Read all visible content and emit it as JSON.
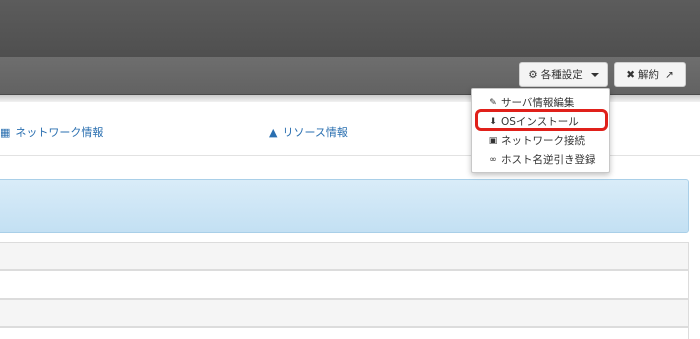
{
  "toolbar": {
    "settings_label": "各種設定",
    "cancel_label": "解約",
    "settings_icon": "gear-icon",
    "cancel_icon": "close-icon",
    "external_icon": "external-link-icon"
  },
  "tabs": [
    {
      "label": "ネットワーク情報",
      "icon": "sitemap-icon"
    },
    {
      "label": "リソース情報",
      "icon": "area-chart-icon"
    }
  ],
  "dropdown": {
    "items": [
      {
        "label": "サーバ情報編集",
        "icon": "pencil-icon"
      },
      {
        "label": "OSインストール",
        "icon": "install-icon",
        "highlighted": true
      },
      {
        "label": "ネットワーク接続",
        "icon": "network-connect-icon"
      },
      {
        "label": "ホスト名逆引き登録",
        "icon": "link-icon"
      }
    ]
  },
  "colors": {
    "highlight_border": "#e0201a",
    "link": "#2a6fb0",
    "info_panel": "#c3e0f3"
  }
}
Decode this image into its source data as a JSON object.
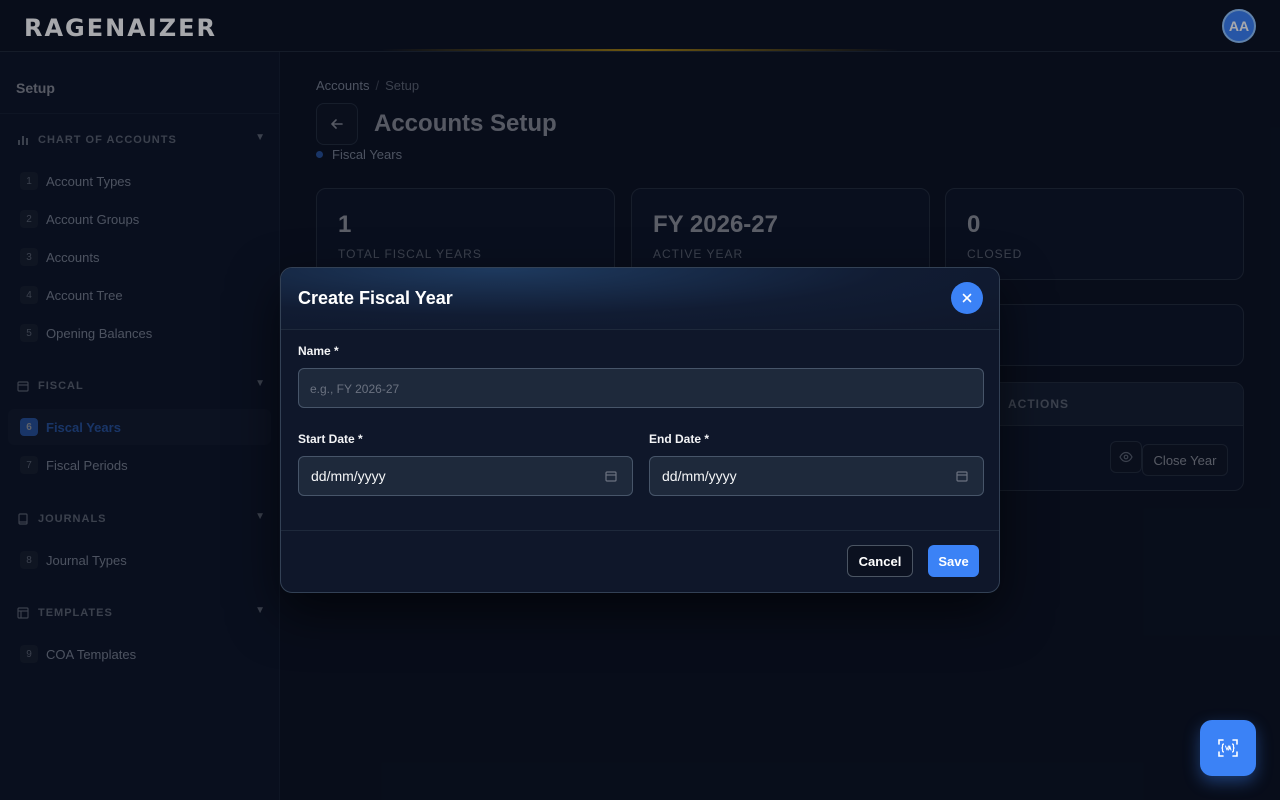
{
  "app": {
    "logo_text": "RAGENAIZER",
    "avatar_initials": "AA"
  },
  "sidebar": {
    "title": "Setup",
    "sections": [
      {
        "label": "CHART OF ACCOUNTS",
        "icon": "bar-chart-icon",
        "items": [
          {
            "num": "1",
            "label": "Account Types"
          },
          {
            "num": "2",
            "label": "Account Groups"
          },
          {
            "num": "3",
            "label": "Accounts"
          },
          {
            "num": "4",
            "label": "Account Tree"
          },
          {
            "num": "5",
            "label": "Opening Balances"
          }
        ]
      },
      {
        "label": "FISCAL",
        "icon": "calendar-icon",
        "items": [
          {
            "num": "6",
            "label": "Fiscal Years",
            "active": true
          },
          {
            "num": "7",
            "label": "Fiscal Periods"
          }
        ]
      },
      {
        "label": "JOURNALS",
        "icon": "book-icon",
        "items": [
          {
            "num": "8",
            "label": "Journal Types"
          }
        ]
      },
      {
        "label": "TEMPLATES",
        "icon": "layout-icon",
        "items": [
          {
            "num": "9",
            "label": "COA Templates"
          }
        ]
      }
    ]
  },
  "main": {
    "breadcrumb": [
      "Accounts",
      "Setup"
    ],
    "breadcrumb_sep": "/",
    "title": "Accounts Setup",
    "subtitle": "Fiscal Years",
    "stats": [
      {
        "value": "1",
        "label": "TOTAL FISCAL YEARS"
      },
      {
        "value": "FY 2026-27",
        "label": "ACTIVE YEAR"
      },
      {
        "value": "0",
        "label": "CLOSED"
      }
    ],
    "table": {
      "actions_header": "ACTIONS",
      "row_action": "Close Year"
    }
  },
  "modal": {
    "title": "Create Fiscal Year",
    "name_label": "Name *",
    "name_placeholder": "e.g., FY 2026-27",
    "start_label": "Start Date *",
    "start_value": "dd/mm/yyyy",
    "end_label": "End Date *",
    "end_value": "dd/mm/yyyy",
    "cancel": "Cancel",
    "save": "Save"
  },
  "colors": {
    "accent": "#3b82f6",
    "background": "#0b1120",
    "panel": "#0f172a"
  }
}
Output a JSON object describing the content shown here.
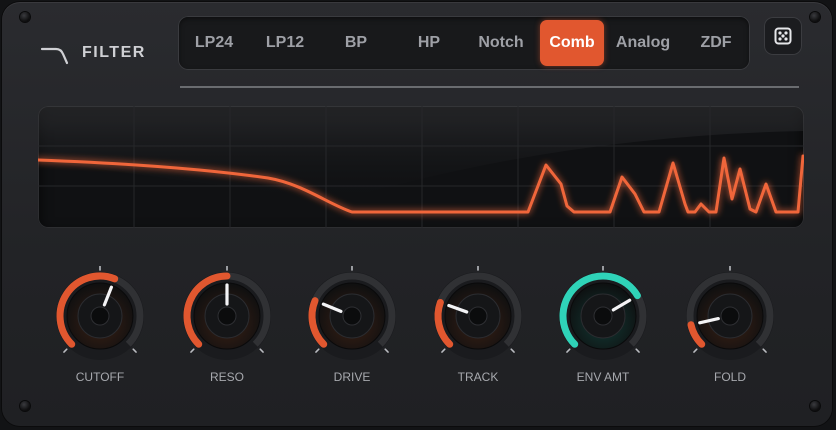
{
  "header": {
    "title": "FILTER",
    "logo_icon": "filter-curve-icon"
  },
  "filter_types": [
    {
      "label": "LP24",
      "active": false
    },
    {
      "label": "LP12",
      "active": false
    },
    {
      "label": "BP",
      "active": false
    },
    {
      "label": "HP",
      "active": false
    },
    {
      "label": "Notch",
      "active": false
    },
    {
      "label": "Comb",
      "active": true
    },
    {
      "label": "Analog",
      "active": false
    },
    {
      "label": "ZDF",
      "active": false
    }
  ],
  "randomize_button": {
    "icon": "dice-icon"
  },
  "colors": {
    "accent": "#e1572f",
    "env": "#2fd3b8",
    "text": "#cfd0d4",
    "panel": "#232427"
  },
  "knobs": [
    {
      "label": "CUTOFF",
      "value": 0.58,
      "color": "#e1572f"
    },
    {
      "label": "RESO",
      "value": 0.5,
      "color": "#e1572f"
    },
    {
      "label": "DRIVE",
      "value": 0.25,
      "color": "#e1572f"
    },
    {
      "label": "TRACK",
      "value": 0.24,
      "color": "#e1572f"
    },
    {
      "label": "ENV AMT",
      "value": 0.72,
      "color": "#2fd3b8"
    },
    {
      "label": "FOLD",
      "value": 0.12,
      "color": "#e1572f"
    }
  ]
}
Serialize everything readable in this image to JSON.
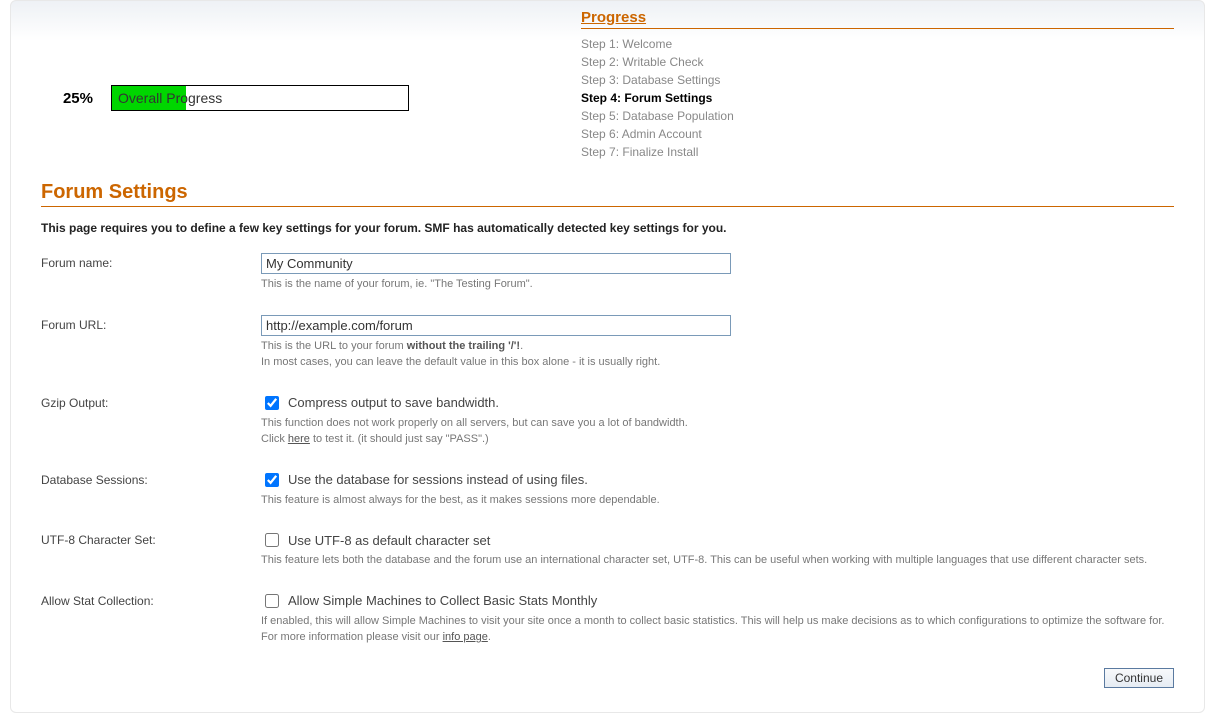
{
  "progress": {
    "percent_label": "25%",
    "percent_value": 25,
    "bar_label": "Overall Progress"
  },
  "steps": {
    "title": "Progress",
    "items": [
      {
        "label": "Step 1: Welcome",
        "current": false
      },
      {
        "label": "Step 2: Writable Check",
        "current": false
      },
      {
        "label": "Step 3: Database Settings",
        "current": false
      },
      {
        "label": "Step 4: Forum Settings",
        "current": true
      },
      {
        "label": "Step 5: Database Population",
        "current": false
      },
      {
        "label": "Step 6: Admin Account",
        "current": false
      },
      {
        "label": "Step 7: Finalize Install",
        "current": false
      }
    ]
  },
  "section": {
    "heading": "Forum Settings",
    "intro": "This page requires you to define a few key settings for your forum. SMF has automatically detected key settings for you."
  },
  "fields": {
    "forum_name": {
      "label": "Forum name:",
      "value": "My Community",
      "hint": "This is the name of your forum, ie. \"The Testing Forum\"."
    },
    "forum_url": {
      "label": "Forum URL:",
      "value": "http://example.com/forum",
      "hint_pre": "This is the URL to your forum ",
      "hint_strong": "without the trailing '/'!",
      "hint_post": ".",
      "hint_line2": "In most cases, you can leave the default value in this box alone - it is usually right."
    },
    "gzip": {
      "label": "Gzip Output:",
      "check_label": "Compress output to save bandwidth.",
      "checked": true,
      "hint_line1": "This function does not work properly on all servers, but can save you a lot of bandwidth.",
      "hint_pre": "Click ",
      "hint_link": "here",
      "hint_post": " to test it. (it should just say \"PASS\".)"
    },
    "db_sessions": {
      "label": "Database Sessions:",
      "check_label": "Use the database for sessions instead of using files.",
      "checked": true,
      "hint": "This feature is almost always for the best, as it makes sessions more dependable."
    },
    "utf8": {
      "label": "UTF-8 Character Set:",
      "check_label": "Use UTF-8 as default character set",
      "checked": false,
      "hint": "This feature lets both the database and the forum use an international character set, UTF-8. This can be useful when working with multiple languages that use different character sets."
    },
    "stats": {
      "label": "Allow Stat Collection:",
      "check_label": "Allow Simple Machines to Collect Basic Stats Monthly",
      "checked": false,
      "hint_pre": "If enabled, this will allow Simple Machines to visit your site once a month to collect basic statistics. This will help us make decisions as to which configurations to optimize the software for. For more information please visit our ",
      "hint_link": "info page",
      "hint_post": "."
    }
  },
  "actions": {
    "continue": "Continue"
  }
}
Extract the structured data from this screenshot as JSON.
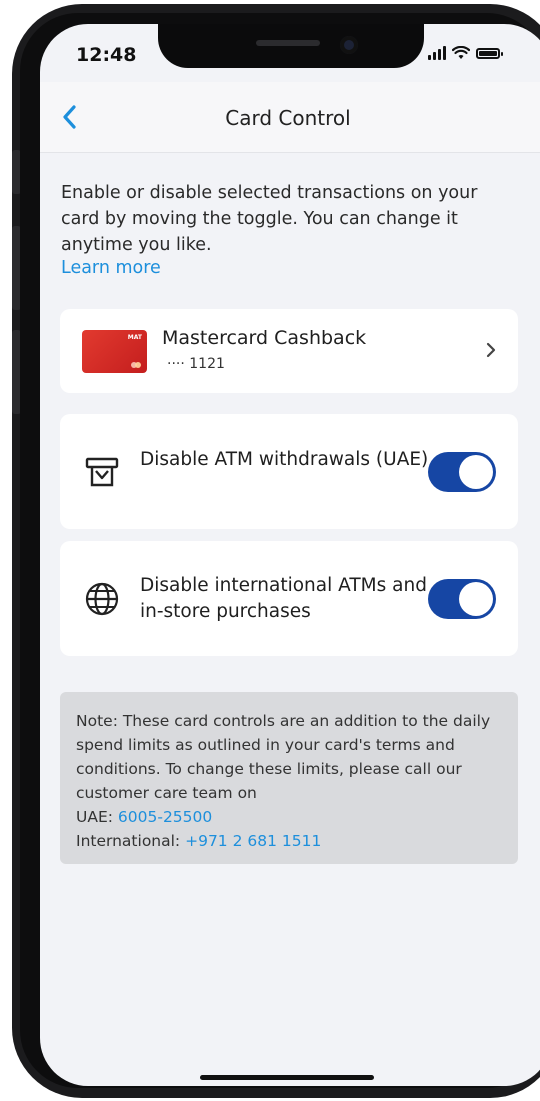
{
  "status": {
    "time": "12:48"
  },
  "nav": {
    "title": "Card Control"
  },
  "intro": {
    "description": "Enable or disable selected transactions on your card by moving the toggle. You can change it anytime you like.",
    "learn_more": "Learn more"
  },
  "card": {
    "name": "Mastercard Cashback",
    "number": "···· 1121",
    "thumb_text": "MAT"
  },
  "controls": [
    {
      "label": "Disable ATM withdrawals (UAE)",
      "icon": "atm-icon",
      "enabled": true
    },
    {
      "label": "Disable international ATMs and in-store purchases",
      "icon": "globe-icon",
      "enabled": true
    }
  ],
  "note": {
    "text": "Note: These card controls are an addition to the daily spend limits as outlined in your card's terms and conditions. To change these limits, please call our customer care team on",
    "uae_label": "UAE:",
    "uae_phone": "6005-25500",
    "intl_label": "International:",
    "intl_phone": "+971 2 681 1511"
  },
  "colors": {
    "accent": "#1d8fdc",
    "toggle_on": "#1646a4",
    "background": "#f2f3f7",
    "note_bg": "#d9dadd"
  }
}
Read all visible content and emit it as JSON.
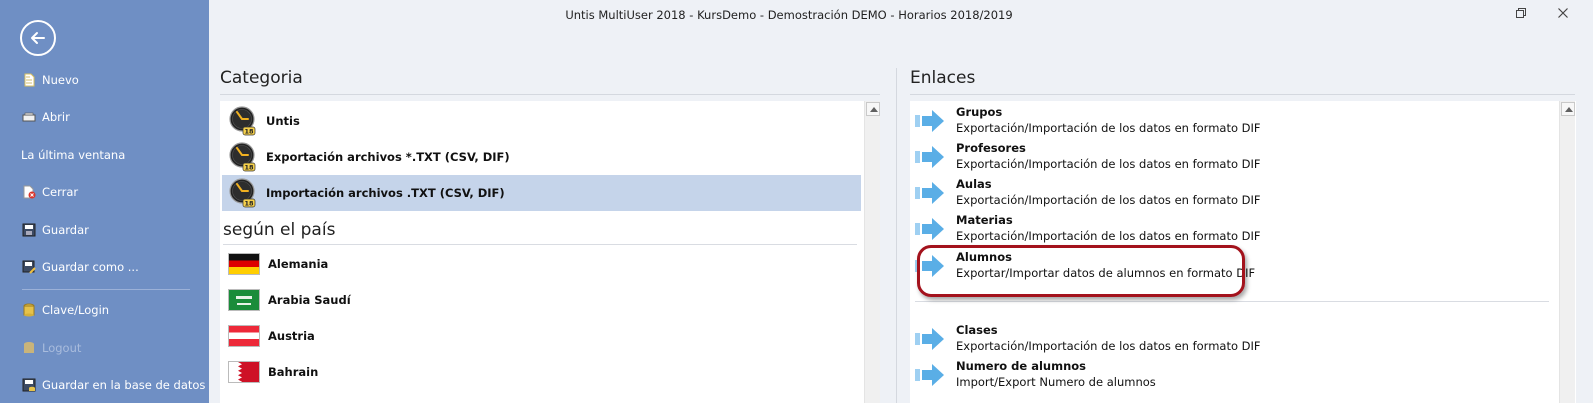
{
  "window": {
    "title": "Untis MultiUser 2018 - KursDemo  -  Demostración  DEMO  -  Horarios 2018/2019",
    "restore_icon": "restore-icon",
    "close_icon": "close-icon"
  },
  "sidebar": {
    "back_icon": "arrow-left-icon",
    "items": [
      {
        "label": "Nuevo",
        "icon": "new-file-icon"
      },
      {
        "label": "Abrir",
        "icon": "open-folder-icon"
      },
      {
        "label": "La última ventana",
        "icon": ""
      },
      {
        "label": "Cerrar",
        "icon": "close-file-icon"
      },
      {
        "label": "Guardar",
        "icon": "save-icon"
      },
      {
        "label": "Guardar como ...",
        "icon": "save-as-icon"
      },
      {
        "label": "Clave/Login",
        "icon": "key-icon"
      },
      {
        "label": "Logout",
        "icon": "logout-icon"
      },
      {
        "label": "Guardar en la base de datos",
        "icon": "database-icon"
      }
    ]
  },
  "categoria": {
    "title": "Categoria",
    "items": [
      {
        "label": "Untis",
        "icon": "untis-clock-icon",
        "selected": false
      },
      {
        "label": "Exportación archivos *.TXT (CSV, DIF)",
        "icon": "untis-clock-icon",
        "selected": false
      },
      {
        "label": "Importación archivos .TXT (CSV, DIF)",
        "icon": "untis-clock-icon",
        "selected": true
      }
    ],
    "clock_badge": "18",
    "pais_title": "según el país",
    "countries": [
      {
        "label": "Alemania",
        "icon": "flag-germany-icon"
      },
      {
        "label": "Arabia Saudí",
        "icon": "flag-saudi-arabia-icon"
      },
      {
        "label": "Austria",
        "icon": "flag-austria-icon"
      },
      {
        "label": "Bahrain",
        "icon": "flag-bahrain-icon"
      }
    ]
  },
  "enlaces": {
    "title": "Enlaces",
    "links": [
      {
        "title": "Grupos",
        "desc": "Exportación/Importación de los datos en formato DIF"
      },
      {
        "title": "Profesores",
        "desc": "Exportación/Importación de los datos en formato DIF"
      },
      {
        "title": "Aulas",
        "desc": "Exportación/Importación de los datos en formato DIF"
      },
      {
        "title": "Materias",
        "desc": "Exportación/Importación de los datos en formato DIF"
      },
      {
        "title": "Alumnos",
        "desc": "Exportar/Importar datos de alumnos en formato DIF"
      },
      {
        "title": "Clases",
        "desc": "Exportación/Importación de los datos en formato DIF"
      },
      {
        "title": "Numero de alumnos",
        "desc": "Import/Export Numero de alumnos"
      }
    ],
    "highlight_color": "#a3121c"
  },
  "colors": {
    "sidebar_bg": "#6f8fc4",
    "selected_row": "#c5d4ea",
    "arrow_blue": "#5aaee6"
  }
}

—————

** Exercise aim **
Look over the material above and show each line where "default" appears.

** In response **
      "hint_line2": "In most cases, you can leave the default value in this box alone - it is usually right."
      "check_label": "Use UTF-8 as default character set",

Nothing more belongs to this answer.